Go through the entries below and retype them exactly, omitting each picture.

● ● ●

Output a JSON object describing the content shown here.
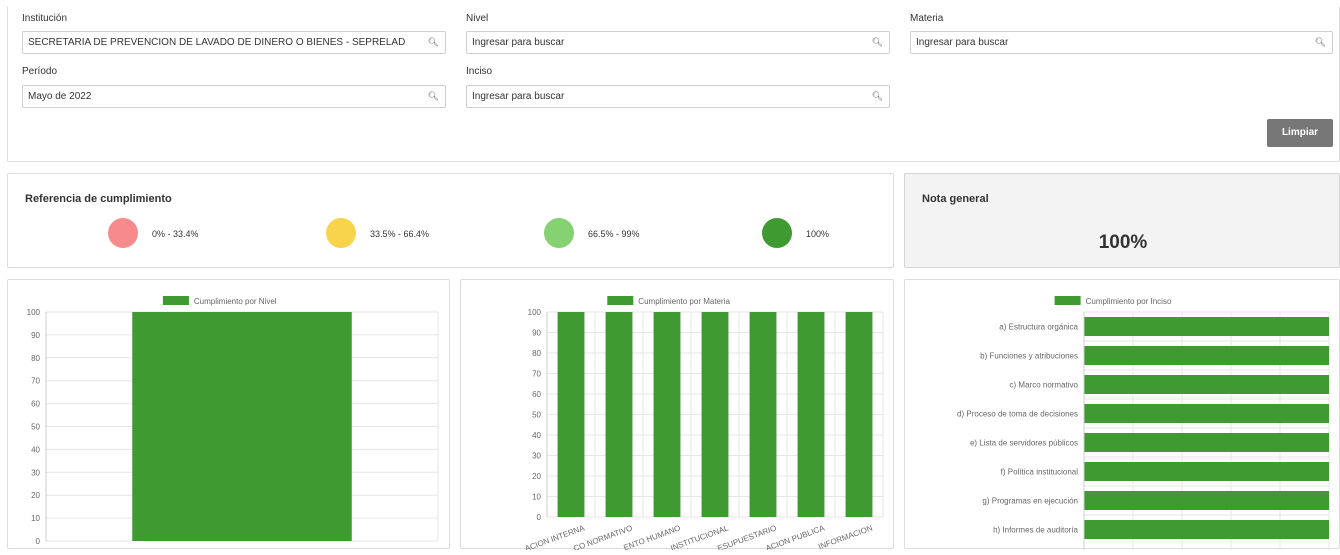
{
  "filters": {
    "institucion": {
      "label": "Institución",
      "value": "SECRETARIA DE PREVENCION DE LAVADO DE DINERO O BIENES - SEPRELAD"
    },
    "nivel": {
      "label": "Nivel",
      "placeholder": "Ingresar para buscar"
    },
    "materia": {
      "label": "Materia",
      "placeholder": "Ingresar para buscar"
    },
    "periodo": {
      "label": "Período",
      "value": "Mayo de 2022"
    },
    "inciso": {
      "label": "Inciso",
      "placeholder": "Ingresar para buscar"
    },
    "clear_label": "Limpiar",
    "search_icon": "search-icon"
  },
  "referencia": {
    "title": "Referencia de cumplimiento",
    "items": [
      {
        "label": "0% - 33.4%",
        "color": "#f78a8a"
      },
      {
        "label": "33.5% - 66.4%",
        "color": "#f7d44c"
      },
      {
        "label": "66.5% - 99%",
        "color": "#86d171"
      },
      {
        "label": "100%",
        "color": "#3e9a31"
      }
    ]
  },
  "nota": {
    "title": "Nota general",
    "value": "100%"
  },
  "colors": {
    "bar": "#3e9a31",
    "grid": "#e6e6e6",
    "axis_text": "#666666"
  },
  "chart_data": [
    {
      "type": "bar",
      "legend": "Cumplimiento por Nivel",
      "categories": [
        ""
      ],
      "values": [
        100
      ],
      "ylim": [
        0,
        100
      ],
      "yticks": [
        "100",
        "90",
        "80",
        "70",
        "60",
        "50",
        "40",
        "30",
        "20",
        "10",
        "0"
      ],
      "grid": true,
      "legend_position": "top"
    },
    {
      "type": "bar",
      "legend": "Cumplimiento por Materia",
      "categories": [
        "ACION INTERNA",
        "CO NORMATIVO",
        "ENTO HUMANO",
        "INSTITUCIONAL",
        "ESUPUESTARIO",
        "ACION PUBLICA",
        "INFORMACION"
      ],
      "values": [
        100,
        100,
        100,
        100,
        100,
        100,
        100
      ],
      "ylim": [
        0,
        100
      ],
      "yticks": [
        "100",
        "90",
        "80",
        "70",
        "60",
        "50",
        "40",
        "30",
        "20",
        "10",
        "0"
      ],
      "grid": true,
      "legend_position": "top"
    },
    {
      "type": "bar",
      "orientation": "horizontal",
      "legend": "Cumplimiento por Inciso",
      "categories": [
        "a) Estructura orgánica",
        "b) Funciones y atribuciones",
        "c) Marco normativo",
        "d) Proceso de toma de decisiones",
        "e) Lista de servidores públicos",
        "f) Política institucional",
        "g) Programas en ejecución",
        "h) Informes de auditoría"
      ],
      "values": [
        100,
        100,
        100,
        100,
        100,
        100,
        100,
        100
      ],
      "xlim": [
        0,
        100
      ],
      "grid": true,
      "legend_position": "top"
    }
  ]
}
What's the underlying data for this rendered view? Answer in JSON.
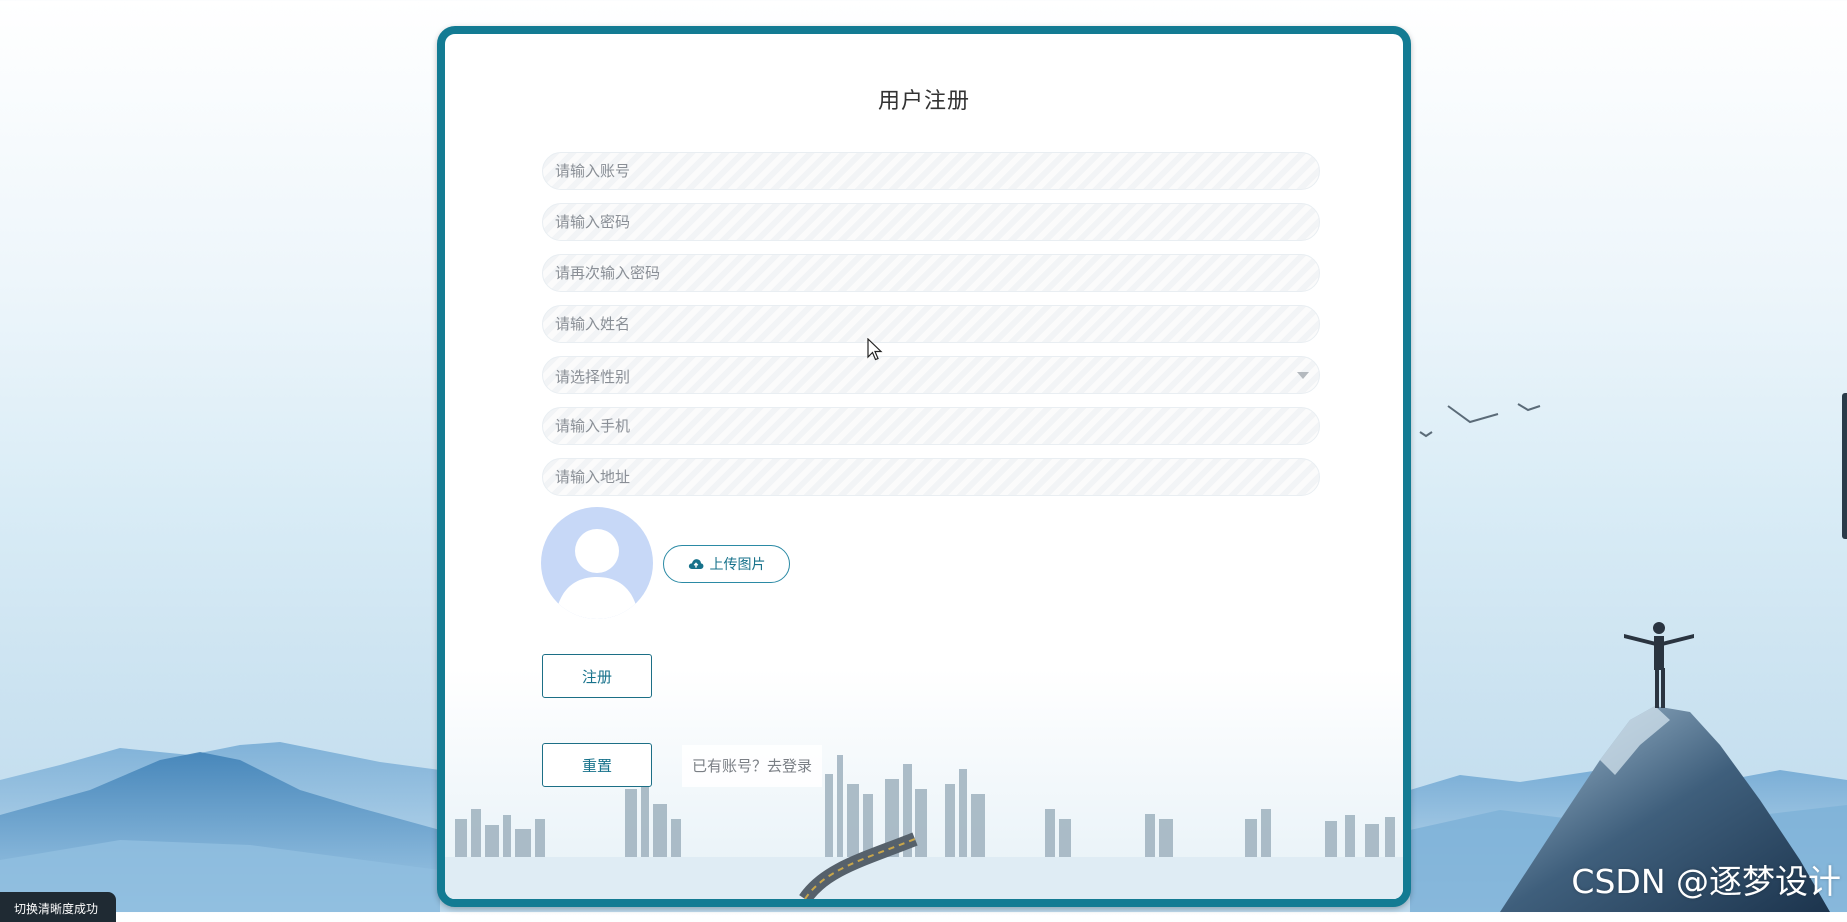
{
  "form": {
    "title": "用户注册",
    "account_placeholder": "请输入账号",
    "password_placeholder": "请输入密码",
    "confirm_password_placeholder": "请再次输入密码",
    "name_placeholder": "请输入姓名",
    "gender_placeholder": "请选择性别",
    "phone_placeholder": "请输入手机",
    "address_placeholder": "请输入地址",
    "upload_label": "上传图片",
    "register_label": "注册",
    "reset_label": "重置",
    "login_link": "已有账号？去登录"
  },
  "toast": {
    "text": "切换清晰度成功"
  },
  "watermark": {
    "text": "CSDN @逐梦设计"
  },
  "colors": {
    "primary": "#137b93",
    "avatar_bg": "#c7d8f7",
    "button_text": "#17728b"
  },
  "icons": {
    "upload": "cloud-upload-icon",
    "select": "chevron-down-icon",
    "avatar": "user-silhouette-icon"
  }
}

● ● ●

» EXERCISE SOLUTION
Output a JSON object describing the content shown here.
{
  "filters": {
    "institucion": {
      "label": "Institución",
      "value": "SECRETARIA DE PREVENCION DE LAVADO DE DINERO O BIENES - SEPRELAD"
    },
    "nivel": {
      "label": "Nivel",
      "placeholder": "Ingresar para buscar"
    },
    "materia": {
      "label": "Materia",
      "placeholder": "Ingresar para buscar"
    },
    "periodo": {
      "label": "Período",
      "value": "Mayo de 2022"
    },
    "inciso": {
      "label": "Inciso",
      "placeholder": "Ingresar para buscar"
    },
    "clear_label": "Limpiar",
    "search_icon": "search-icon"
  },
  "referencia": {
    "title": "Referencia de cumplimiento",
    "items": [
      {
        "label": "0% - 33.4%",
        "color": "#f78a8a"
      },
      {
        "label": "33.5% - 66.4%",
        "color": "#f7d44c"
      },
      {
        "label": "66.5% - 99%",
        "color": "#86d171"
      },
      {
        "label": "100%",
        "color": "#3e9a31"
      }
    ]
  },
  "nota": {
    "title": "Nota general",
    "value": "100%"
  },
  "colors": {
    "bar": "#3e9a31",
    "grid": "#e6e6e6",
    "axis_text": "#666666"
  },
  "chart_data": [
    {
      "type": "bar",
      "legend": "Cumplimiento por Nivel",
      "categories": [
        ""
      ],
      "values": [
        100
      ],
      "ylim": [
        0,
        100
      ],
      "yticks": [
        "100",
        "90",
        "80",
        "70",
        "60",
        "50",
        "40",
        "30",
        "20",
        "10",
        "0"
      ],
      "grid": true,
      "legend_position": "top"
    },
    {
      "type": "bar",
      "legend": "Cumplimiento por Materia",
      "categories": [
        "ACION INTERNA",
        "CO NORMATIVO",
        "ENTO HUMANO",
        "INSTITUCIONAL",
        "ESUPUESTARIO",
        "ACION PUBLICA",
        "INFORMACION"
      ],
      "values": [
        100,
        100,
        100,
        100,
        100,
        100,
        100
      ],
      "ylim": [
        0,
        100
      ],
      "yticks": [
        "100",
        "90",
        "80",
        "70",
        "60",
        "50",
        "40",
        "30",
        "20",
        "10",
        "0"
      ],
      "grid": true,
      "legend_position": "top"
    },
    {
      "type": "bar",
      "orientation": "horizontal",
      "legend": "Cumplimiento por Inciso",
      "categories": [
        "a) Estructura orgánica",
        "b) Funciones y atribuciones",
        "c) Marco normativo",
        "d) Proceso de toma de decisiones",
        "e) Lista de servidores públicos",
        "f) Política institucional",
        "g) Programas en ejecución",
        "h) Informes de auditoría"
      ],
      "values": [
        100,
        100,
        100,
        100,
        100,
        100,
        100,
        100
      ],
      "xlim": [
        0,
        100
      ],
      "grid": true,
      "legend_position": "top"
    }
  ]
}
What's the underlying data for this rendered view? Answer in JSON.
{
  "form": {
    "title": "用户注册",
    "account_placeholder": "请输入账号",
    "password_placeholder": "请输入密码",
    "confirm_password_placeholder": "请再次输入密码",
    "name_placeholder": "请输入姓名",
    "gender_placeholder": "请选择性别",
    "phone_placeholder": "请输入手机",
    "address_placeholder": "请输入地址",
    "upload_label": "上传图片",
    "register_label": "注册",
    "reset_label": "重置",
    "login_link": "已有账号？去登录"
  },
  "toast": {
    "text": "切换清晰度成功"
  },
  "watermark": {
    "text": "CSDN @逐梦设计"
  },
  "colors": {
    "primary": "#137b93",
    "avatar_bg": "#c7d8f7",
    "button_text": "#17728b"
  },
  "icons": {
    "upload": "cloud-upload-icon",
    "select": "chevron-down-icon",
    "avatar": "user-silhouette-icon"
  }
}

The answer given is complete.